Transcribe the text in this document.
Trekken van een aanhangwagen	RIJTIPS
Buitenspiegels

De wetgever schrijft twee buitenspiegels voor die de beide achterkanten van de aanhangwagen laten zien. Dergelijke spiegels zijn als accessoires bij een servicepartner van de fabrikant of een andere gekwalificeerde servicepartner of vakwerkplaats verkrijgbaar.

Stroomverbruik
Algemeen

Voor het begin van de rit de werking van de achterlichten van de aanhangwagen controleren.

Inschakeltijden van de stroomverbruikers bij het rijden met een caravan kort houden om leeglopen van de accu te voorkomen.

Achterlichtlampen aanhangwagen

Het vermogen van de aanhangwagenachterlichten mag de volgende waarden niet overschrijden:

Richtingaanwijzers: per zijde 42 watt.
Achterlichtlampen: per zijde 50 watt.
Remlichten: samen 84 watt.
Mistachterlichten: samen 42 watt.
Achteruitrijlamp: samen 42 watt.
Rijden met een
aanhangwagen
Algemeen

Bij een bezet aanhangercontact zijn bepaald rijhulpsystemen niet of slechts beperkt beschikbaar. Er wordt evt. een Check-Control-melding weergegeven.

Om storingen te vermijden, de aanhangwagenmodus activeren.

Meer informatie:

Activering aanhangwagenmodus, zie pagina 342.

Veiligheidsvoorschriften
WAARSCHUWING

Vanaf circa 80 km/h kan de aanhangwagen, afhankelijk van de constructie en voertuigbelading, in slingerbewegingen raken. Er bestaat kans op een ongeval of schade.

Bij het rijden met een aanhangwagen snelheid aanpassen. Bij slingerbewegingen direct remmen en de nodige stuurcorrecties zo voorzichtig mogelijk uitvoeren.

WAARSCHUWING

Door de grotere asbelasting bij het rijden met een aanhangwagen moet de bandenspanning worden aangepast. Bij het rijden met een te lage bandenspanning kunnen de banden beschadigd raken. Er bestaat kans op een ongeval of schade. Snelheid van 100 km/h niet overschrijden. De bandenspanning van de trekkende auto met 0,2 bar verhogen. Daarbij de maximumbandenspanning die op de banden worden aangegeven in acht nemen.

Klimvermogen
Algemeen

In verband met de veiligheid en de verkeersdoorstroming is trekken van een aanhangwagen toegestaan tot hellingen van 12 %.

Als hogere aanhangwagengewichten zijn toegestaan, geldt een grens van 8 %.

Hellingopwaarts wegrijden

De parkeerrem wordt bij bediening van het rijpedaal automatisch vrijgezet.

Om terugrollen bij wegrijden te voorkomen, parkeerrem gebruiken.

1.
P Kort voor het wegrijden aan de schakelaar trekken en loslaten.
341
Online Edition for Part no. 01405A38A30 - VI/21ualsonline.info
==
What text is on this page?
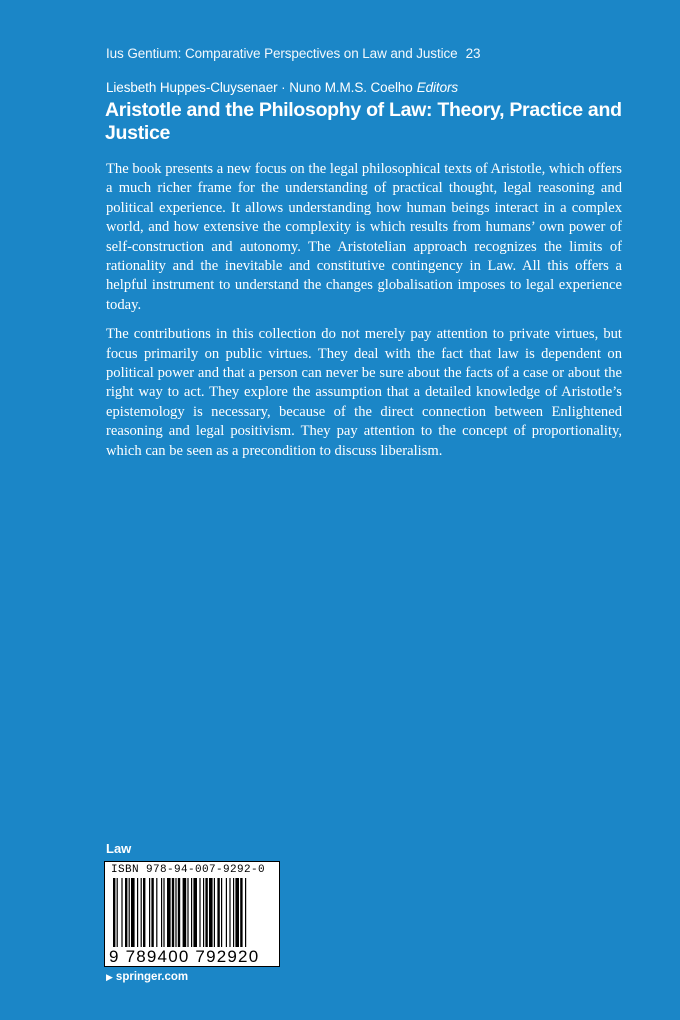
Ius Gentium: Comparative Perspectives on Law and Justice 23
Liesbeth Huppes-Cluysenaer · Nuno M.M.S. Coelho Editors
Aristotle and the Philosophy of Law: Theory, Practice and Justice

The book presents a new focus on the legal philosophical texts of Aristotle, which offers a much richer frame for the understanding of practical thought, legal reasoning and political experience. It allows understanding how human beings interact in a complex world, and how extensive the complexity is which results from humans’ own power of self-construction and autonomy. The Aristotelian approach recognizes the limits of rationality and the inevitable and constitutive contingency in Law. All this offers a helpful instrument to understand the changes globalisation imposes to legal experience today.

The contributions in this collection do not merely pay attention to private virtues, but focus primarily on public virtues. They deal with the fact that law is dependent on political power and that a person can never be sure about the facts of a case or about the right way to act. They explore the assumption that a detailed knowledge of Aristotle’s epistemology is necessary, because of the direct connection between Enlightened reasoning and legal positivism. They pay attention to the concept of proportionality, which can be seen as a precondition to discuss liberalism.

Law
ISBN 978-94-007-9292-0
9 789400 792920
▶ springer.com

■ Problem description:
Copy each line containing the word "zijde" from the data.

■ Finished task:
Richtingaanwijzers: per zijde 42 watt.
Achterlichtlampen: per zijde 50 watt.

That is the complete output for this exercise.